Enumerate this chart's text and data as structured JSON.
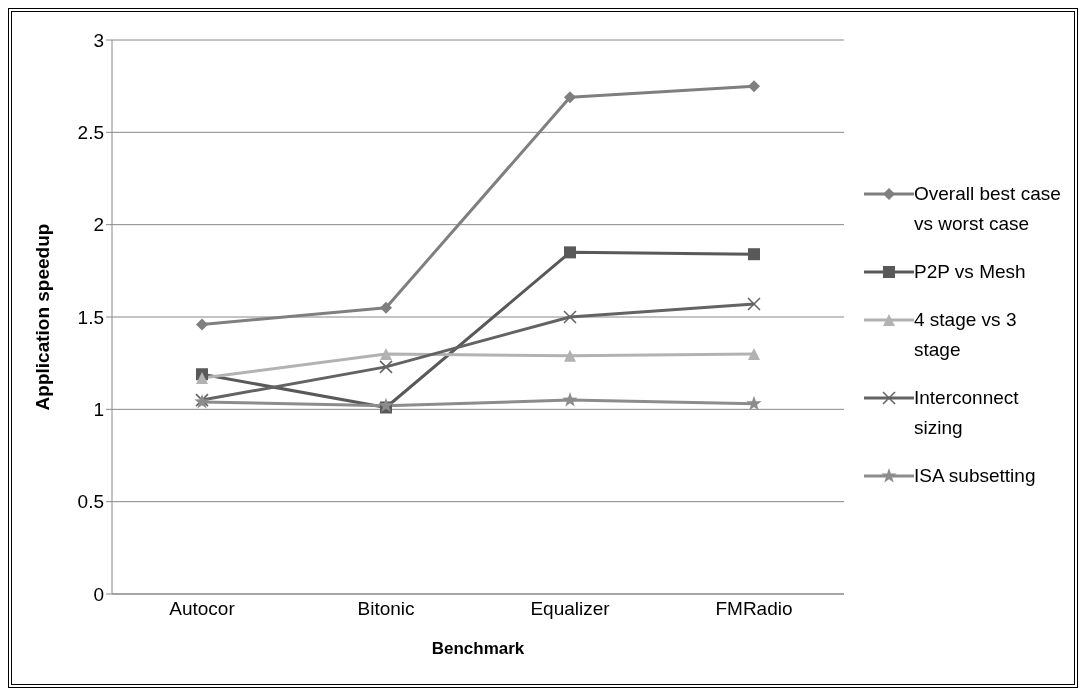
{
  "chart_data": {
    "type": "line",
    "xlabel": "Benchmark",
    "ylabel": "Application speedup",
    "categories": [
      "Autocor",
      "Bitonic",
      "Equalizer",
      "FMRadio"
    ],
    "ylim": [
      0,
      3
    ],
    "yticks": [
      0,
      0.5,
      1,
      1.5,
      2,
      2.5,
      3
    ],
    "grid": "y",
    "legend": "right",
    "line_style": "solid",
    "series": [
      {
        "name": "Overall best case vs worst case",
        "color": "#7f7f7f",
        "marker": "diamond",
        "values": [
          1.46,
          1.55,
          2.69,
          2.75
        ]
      },
      {
        "name": "P2P vs Mesh",
        "color": "#595959",
        "marker": "square",
        "values": [
          1.19,
          1.01,
          1.85,
          1.84
        ]
      },
      {
        "name": "4 stage vs 3 stage",
        "color": "#b2b2b2",
        "marker": "triangle",
        "values": [
          1.17,
          1.3,
          1.29,
          1.3
        ]
      },
      {
        "name": "Interconnect sizing",
        "color": "#636363",
        "marker": "cross",
        "values": [
          1.05,
          1.23,
          1.5,
          1.57
        ]
      },
      {
        "name": "ISA subsetting",
        "color": "#8c8c8c",
        "marker": "star",
        "values": [
          1.04,
          1.02,
          1.05,
          1.03
        ]
      }
    ]
  }
}
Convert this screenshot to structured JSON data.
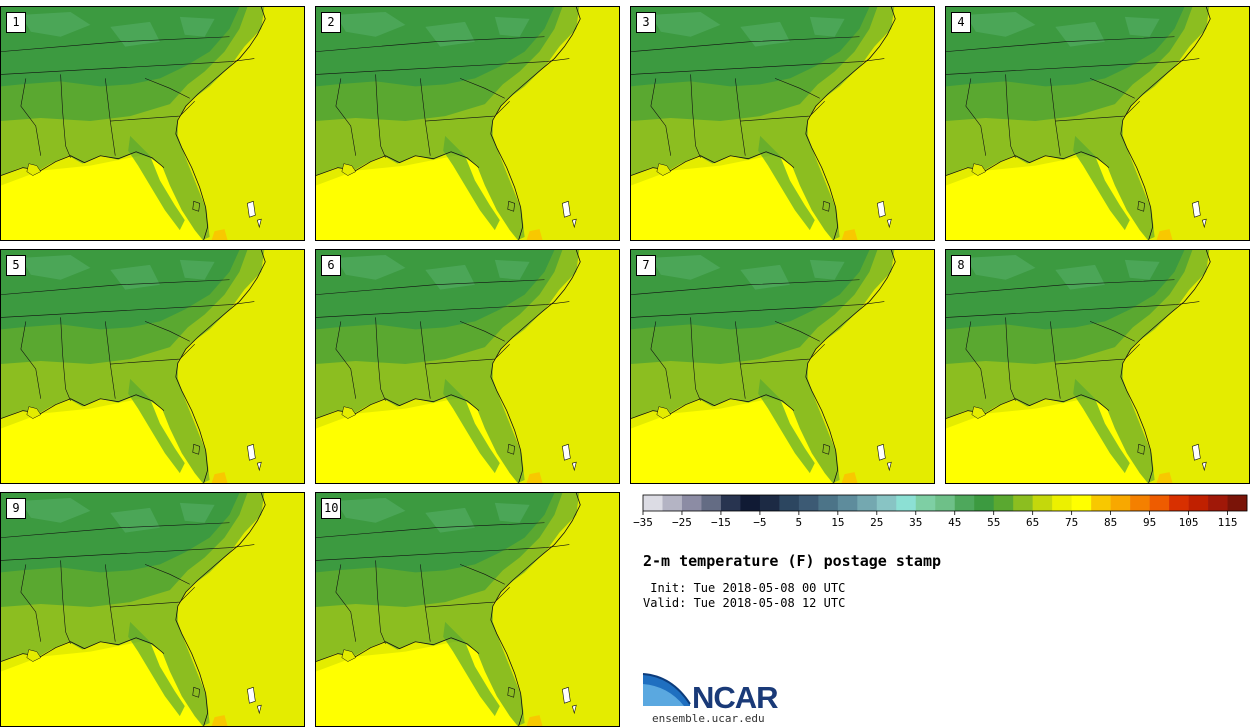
{
  "panels": [
    "1",
    "2",
    "3",
    "4",
    "5",
    "6",
    "7",
    "8",
    "9",
    "10"
  ],
  "colorbar": {
    "colors": [
      "#dcdce4",
      "#b4b4c4",
      "#8c8ca4",
      "#646c84",
      "#283450",
      "#101a34",
      "#1c2a44",
      "#2c4660",
      "#3c5a74",
      "#4c7488",
      "#5e8c9c",
      "#74a8b0",
      "#88c4c4",
      "#8ce0d4",
      "#7ecfa4",
      "#6ec088",
      "#4ea85c",
      "#3c9a40",
      "#5aa830",
      "#8cbe20",
      "#c4d80c",
      "#ecf000",
      "#ffff00",
      "#f8c800",
      "#f8a800",
      "#f48000",
      "#ee5c00",
      "#d83000",
      "#c02000",
      "#a01808",
      "#7a1408"
    ],
    "tick_labels": [
      "−35",
      "−25",
      "−15",
      "−5",
      "5",
      "15",
      "25",
      "35",
      "45",
      "55",
      "65",
      "75",
      "85",
      "95",
      "105",
      "115"
    ]
  },
  "title": "2-m temperature (F) postage stamp",
  "init": " Init: Tue 2018-05-08 00 UTC",
  "valid": "Valid: Tue 2018-05-08 12 UTC",
  "logo": {
    "name": "NCAR",
    "url": "ensemble.ucar.edu"
  }
}
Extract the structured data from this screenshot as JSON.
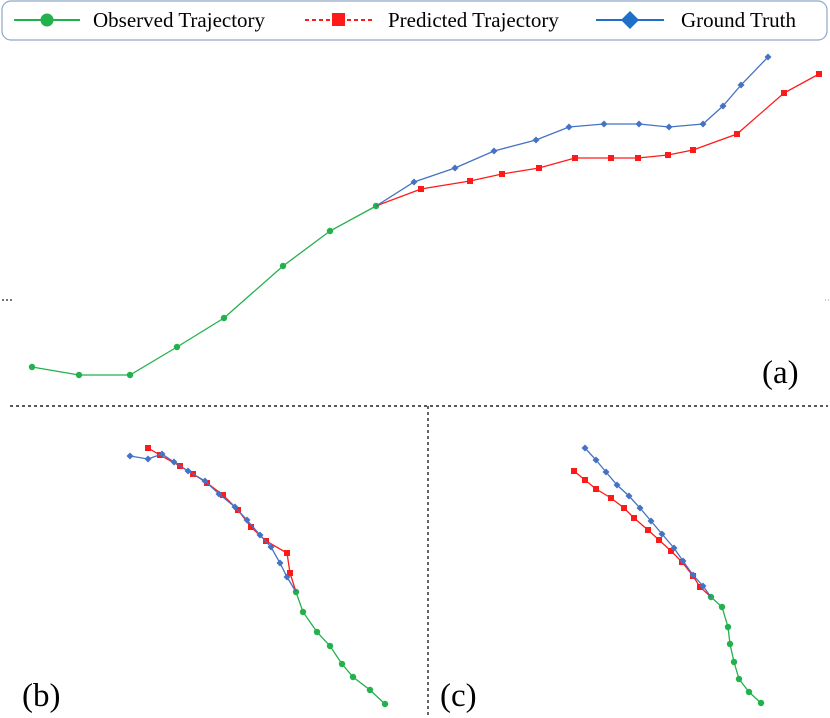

## WHAT IS REQUIRED
Which lines of the data include "screenshot"? Copy each of them.

## EXERCISE RESPONSE
Convert this screenshot to structured JSON data.
Extract the structured data from this screenshot as JSON.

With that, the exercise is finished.